* BEGIN *

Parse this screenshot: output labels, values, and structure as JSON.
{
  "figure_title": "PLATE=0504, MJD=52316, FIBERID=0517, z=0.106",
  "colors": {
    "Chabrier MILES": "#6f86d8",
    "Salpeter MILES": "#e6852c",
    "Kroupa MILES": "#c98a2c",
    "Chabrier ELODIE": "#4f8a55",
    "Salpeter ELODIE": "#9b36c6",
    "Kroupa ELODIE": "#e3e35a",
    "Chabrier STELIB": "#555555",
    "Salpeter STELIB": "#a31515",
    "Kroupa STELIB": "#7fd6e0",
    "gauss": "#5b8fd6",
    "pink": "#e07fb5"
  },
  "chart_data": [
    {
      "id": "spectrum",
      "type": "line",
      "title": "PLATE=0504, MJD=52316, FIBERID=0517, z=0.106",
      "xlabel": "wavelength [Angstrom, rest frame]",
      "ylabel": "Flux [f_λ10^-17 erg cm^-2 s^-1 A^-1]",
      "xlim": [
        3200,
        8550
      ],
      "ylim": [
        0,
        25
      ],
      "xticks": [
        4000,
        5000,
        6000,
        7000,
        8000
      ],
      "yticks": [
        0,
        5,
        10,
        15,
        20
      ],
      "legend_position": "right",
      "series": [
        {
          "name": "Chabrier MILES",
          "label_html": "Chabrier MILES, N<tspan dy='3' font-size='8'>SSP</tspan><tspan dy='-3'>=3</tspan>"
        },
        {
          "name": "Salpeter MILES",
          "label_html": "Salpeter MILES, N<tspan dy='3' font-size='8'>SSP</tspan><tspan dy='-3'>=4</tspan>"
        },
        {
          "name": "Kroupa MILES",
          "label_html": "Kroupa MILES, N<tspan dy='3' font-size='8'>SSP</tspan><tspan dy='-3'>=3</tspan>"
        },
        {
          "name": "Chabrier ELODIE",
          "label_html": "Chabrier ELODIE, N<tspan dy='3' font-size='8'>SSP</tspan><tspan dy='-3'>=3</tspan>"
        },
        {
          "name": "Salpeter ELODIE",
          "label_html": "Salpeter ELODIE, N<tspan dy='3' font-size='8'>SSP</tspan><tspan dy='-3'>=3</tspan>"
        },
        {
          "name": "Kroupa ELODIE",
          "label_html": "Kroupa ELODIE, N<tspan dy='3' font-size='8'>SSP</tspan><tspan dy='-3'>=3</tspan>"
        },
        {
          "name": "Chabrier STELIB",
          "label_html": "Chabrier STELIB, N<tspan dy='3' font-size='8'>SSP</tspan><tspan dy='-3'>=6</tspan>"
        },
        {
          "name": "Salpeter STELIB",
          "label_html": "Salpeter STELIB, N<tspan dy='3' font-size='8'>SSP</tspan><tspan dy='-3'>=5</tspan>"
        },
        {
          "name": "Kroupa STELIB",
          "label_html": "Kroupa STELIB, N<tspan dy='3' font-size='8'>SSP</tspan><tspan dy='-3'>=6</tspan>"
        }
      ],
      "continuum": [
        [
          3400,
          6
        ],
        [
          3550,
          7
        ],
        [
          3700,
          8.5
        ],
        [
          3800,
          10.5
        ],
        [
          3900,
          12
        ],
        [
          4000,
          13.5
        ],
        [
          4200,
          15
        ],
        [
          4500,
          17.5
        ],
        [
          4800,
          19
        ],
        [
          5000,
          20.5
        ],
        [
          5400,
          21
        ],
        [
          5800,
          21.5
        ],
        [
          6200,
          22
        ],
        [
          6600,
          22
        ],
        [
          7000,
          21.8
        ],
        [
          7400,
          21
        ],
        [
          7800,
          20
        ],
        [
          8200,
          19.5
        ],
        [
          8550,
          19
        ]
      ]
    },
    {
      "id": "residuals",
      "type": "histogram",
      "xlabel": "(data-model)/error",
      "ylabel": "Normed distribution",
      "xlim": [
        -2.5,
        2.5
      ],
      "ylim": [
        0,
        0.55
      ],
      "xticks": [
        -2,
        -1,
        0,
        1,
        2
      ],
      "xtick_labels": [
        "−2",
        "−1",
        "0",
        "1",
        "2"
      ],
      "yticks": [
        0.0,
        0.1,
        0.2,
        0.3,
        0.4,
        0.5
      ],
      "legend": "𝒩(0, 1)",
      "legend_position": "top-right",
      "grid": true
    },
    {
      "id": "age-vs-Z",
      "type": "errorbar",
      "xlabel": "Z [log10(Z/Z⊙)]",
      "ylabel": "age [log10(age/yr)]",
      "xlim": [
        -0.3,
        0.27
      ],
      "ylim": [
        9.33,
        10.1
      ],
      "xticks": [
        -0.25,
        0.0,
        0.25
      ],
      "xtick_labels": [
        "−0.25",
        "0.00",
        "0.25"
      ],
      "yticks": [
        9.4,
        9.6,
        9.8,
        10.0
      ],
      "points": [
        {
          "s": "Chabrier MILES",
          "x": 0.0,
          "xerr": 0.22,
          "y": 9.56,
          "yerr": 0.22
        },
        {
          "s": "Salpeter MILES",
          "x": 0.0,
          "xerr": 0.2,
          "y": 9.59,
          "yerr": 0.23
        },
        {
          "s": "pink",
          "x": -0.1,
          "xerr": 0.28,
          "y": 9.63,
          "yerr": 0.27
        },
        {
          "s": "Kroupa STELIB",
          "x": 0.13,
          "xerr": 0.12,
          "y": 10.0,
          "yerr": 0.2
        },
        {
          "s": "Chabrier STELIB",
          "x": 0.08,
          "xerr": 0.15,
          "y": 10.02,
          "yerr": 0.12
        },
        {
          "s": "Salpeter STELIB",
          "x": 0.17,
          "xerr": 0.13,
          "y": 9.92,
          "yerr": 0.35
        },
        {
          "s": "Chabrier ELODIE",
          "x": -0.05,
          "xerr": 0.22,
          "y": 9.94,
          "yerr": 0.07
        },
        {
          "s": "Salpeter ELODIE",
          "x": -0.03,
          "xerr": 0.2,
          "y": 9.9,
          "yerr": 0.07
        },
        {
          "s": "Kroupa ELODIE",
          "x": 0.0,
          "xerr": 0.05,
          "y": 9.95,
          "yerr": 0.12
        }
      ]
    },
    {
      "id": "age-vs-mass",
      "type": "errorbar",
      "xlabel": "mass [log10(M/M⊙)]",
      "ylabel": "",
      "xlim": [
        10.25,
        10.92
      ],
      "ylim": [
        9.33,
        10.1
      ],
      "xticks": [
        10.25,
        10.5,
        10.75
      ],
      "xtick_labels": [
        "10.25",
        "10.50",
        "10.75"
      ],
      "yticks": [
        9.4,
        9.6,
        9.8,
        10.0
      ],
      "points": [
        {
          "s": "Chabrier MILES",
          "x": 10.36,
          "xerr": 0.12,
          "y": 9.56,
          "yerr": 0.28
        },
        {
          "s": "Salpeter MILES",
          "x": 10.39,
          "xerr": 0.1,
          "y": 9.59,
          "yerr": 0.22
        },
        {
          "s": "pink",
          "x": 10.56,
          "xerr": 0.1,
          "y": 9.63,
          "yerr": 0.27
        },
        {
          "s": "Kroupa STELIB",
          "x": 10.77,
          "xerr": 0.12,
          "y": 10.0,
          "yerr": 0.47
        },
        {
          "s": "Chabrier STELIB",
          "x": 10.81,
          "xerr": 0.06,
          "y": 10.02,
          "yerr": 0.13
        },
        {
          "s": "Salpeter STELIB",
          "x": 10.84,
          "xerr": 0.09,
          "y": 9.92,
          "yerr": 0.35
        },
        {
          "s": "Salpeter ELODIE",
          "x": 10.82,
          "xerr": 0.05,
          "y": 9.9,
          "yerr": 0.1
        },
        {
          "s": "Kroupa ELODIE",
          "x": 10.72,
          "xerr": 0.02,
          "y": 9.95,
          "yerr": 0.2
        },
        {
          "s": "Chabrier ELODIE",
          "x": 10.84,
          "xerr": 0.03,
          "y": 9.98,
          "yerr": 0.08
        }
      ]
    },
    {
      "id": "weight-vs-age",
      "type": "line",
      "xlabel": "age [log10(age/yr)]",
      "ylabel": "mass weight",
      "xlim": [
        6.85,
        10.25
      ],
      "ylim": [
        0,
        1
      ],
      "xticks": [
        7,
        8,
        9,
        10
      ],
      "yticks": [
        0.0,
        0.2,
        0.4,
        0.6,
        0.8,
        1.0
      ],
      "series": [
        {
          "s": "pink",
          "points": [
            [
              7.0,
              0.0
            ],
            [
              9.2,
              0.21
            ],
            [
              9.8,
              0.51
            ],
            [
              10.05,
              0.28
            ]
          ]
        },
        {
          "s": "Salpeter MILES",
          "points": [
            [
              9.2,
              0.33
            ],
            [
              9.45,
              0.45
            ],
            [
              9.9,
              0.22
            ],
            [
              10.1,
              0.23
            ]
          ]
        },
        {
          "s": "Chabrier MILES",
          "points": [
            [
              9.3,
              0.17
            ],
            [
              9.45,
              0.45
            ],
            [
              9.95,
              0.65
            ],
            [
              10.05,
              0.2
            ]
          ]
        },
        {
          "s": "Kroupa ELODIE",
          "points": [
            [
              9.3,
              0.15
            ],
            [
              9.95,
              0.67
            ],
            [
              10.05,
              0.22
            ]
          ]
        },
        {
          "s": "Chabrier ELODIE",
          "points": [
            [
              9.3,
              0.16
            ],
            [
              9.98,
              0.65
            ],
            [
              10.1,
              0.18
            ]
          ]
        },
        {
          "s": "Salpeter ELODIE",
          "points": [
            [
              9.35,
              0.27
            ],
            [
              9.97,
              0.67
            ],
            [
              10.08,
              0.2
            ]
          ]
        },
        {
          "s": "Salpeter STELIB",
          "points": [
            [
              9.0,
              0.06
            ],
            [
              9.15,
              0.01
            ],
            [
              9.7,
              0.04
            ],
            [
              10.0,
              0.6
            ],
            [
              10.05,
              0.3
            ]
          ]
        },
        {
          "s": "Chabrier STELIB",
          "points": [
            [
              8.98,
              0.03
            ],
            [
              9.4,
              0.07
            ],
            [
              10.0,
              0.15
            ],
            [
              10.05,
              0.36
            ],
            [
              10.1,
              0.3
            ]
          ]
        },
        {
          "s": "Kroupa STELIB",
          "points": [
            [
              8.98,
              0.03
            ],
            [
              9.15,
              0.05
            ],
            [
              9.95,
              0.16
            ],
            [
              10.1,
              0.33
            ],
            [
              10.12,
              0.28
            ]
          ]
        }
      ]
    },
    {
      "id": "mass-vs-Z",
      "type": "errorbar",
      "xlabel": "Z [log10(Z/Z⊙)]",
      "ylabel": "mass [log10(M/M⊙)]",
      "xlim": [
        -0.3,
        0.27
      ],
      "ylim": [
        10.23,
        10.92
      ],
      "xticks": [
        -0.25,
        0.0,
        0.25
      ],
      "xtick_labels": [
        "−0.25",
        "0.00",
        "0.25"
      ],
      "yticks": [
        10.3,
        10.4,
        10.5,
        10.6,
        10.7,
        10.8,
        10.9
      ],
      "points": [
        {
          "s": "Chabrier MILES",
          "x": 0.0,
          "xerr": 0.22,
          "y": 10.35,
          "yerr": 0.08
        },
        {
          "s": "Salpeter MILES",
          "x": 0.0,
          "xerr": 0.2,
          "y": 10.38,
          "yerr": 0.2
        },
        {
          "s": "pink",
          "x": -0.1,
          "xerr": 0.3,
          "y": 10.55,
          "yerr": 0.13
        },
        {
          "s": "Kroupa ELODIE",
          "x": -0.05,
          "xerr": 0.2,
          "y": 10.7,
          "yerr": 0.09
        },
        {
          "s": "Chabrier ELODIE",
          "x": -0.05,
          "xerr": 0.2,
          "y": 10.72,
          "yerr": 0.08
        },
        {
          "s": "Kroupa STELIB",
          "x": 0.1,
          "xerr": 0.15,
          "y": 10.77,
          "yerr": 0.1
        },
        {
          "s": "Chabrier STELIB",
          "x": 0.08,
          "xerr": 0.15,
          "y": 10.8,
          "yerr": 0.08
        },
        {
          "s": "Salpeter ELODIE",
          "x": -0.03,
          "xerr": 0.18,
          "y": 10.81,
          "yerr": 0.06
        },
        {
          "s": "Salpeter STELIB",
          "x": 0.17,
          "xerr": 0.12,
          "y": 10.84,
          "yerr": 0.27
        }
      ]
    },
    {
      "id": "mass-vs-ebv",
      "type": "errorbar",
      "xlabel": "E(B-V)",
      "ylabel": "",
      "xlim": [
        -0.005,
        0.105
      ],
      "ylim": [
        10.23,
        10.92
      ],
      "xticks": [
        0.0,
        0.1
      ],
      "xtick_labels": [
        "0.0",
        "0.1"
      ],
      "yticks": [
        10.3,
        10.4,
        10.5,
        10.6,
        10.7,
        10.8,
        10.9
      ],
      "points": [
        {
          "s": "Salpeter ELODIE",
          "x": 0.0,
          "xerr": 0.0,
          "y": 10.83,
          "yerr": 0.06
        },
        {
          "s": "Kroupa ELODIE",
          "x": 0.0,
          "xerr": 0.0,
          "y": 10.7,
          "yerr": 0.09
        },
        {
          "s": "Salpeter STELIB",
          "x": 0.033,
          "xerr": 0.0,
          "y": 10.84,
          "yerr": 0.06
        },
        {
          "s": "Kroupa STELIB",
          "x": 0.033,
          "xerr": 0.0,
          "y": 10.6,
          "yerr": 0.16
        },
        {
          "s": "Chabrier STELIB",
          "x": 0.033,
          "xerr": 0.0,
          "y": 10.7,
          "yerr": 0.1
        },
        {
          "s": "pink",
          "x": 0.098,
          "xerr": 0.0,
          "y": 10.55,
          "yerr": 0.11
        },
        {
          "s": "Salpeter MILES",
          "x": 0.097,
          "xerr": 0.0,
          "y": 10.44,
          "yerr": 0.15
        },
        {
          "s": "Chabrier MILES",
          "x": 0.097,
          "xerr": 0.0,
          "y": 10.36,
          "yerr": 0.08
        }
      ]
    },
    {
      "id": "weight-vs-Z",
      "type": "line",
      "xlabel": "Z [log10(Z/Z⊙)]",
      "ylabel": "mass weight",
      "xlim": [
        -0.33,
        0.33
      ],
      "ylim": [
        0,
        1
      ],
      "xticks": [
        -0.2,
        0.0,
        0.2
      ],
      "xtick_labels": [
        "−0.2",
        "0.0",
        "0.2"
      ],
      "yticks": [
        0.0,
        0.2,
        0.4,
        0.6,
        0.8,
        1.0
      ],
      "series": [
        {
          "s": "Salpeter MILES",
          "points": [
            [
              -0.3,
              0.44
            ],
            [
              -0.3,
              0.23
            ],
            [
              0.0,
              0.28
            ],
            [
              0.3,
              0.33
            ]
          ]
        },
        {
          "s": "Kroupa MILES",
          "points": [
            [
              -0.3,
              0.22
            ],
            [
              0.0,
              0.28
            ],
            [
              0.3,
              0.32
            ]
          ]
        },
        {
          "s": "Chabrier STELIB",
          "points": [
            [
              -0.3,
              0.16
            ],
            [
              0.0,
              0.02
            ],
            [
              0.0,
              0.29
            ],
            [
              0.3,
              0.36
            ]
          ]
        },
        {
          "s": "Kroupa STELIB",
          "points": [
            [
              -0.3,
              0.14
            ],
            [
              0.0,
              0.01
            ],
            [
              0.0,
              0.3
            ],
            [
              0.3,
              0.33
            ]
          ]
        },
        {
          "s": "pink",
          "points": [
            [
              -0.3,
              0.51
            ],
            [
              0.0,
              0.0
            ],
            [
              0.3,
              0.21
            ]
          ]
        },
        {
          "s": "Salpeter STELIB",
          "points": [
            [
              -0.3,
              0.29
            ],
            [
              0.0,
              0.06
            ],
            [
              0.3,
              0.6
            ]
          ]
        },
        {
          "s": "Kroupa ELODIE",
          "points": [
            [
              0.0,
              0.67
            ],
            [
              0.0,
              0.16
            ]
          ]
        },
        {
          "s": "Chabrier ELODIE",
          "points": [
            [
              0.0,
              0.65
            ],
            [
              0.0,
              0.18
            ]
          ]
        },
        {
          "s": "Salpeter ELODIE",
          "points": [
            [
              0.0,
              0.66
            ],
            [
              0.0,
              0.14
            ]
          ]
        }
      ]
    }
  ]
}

* END *

- Stated exercise: In the entries above, find each line with the word "ylabel" and show it.

- Result below:
      "ylabel": "Flux [f_λ10^-17 erg cm^-2 s^-1 A^-1]",
      "ylabel": "Normed distribution",
      "ylabel": "age [log10(age/yr)]",
      "ylabel": "",
      "ylabel": "mass weight",
      "ylabel": "mass [log10(M/M⊙)]",
      "ylabel": "",
      "ylabel": "mass weight",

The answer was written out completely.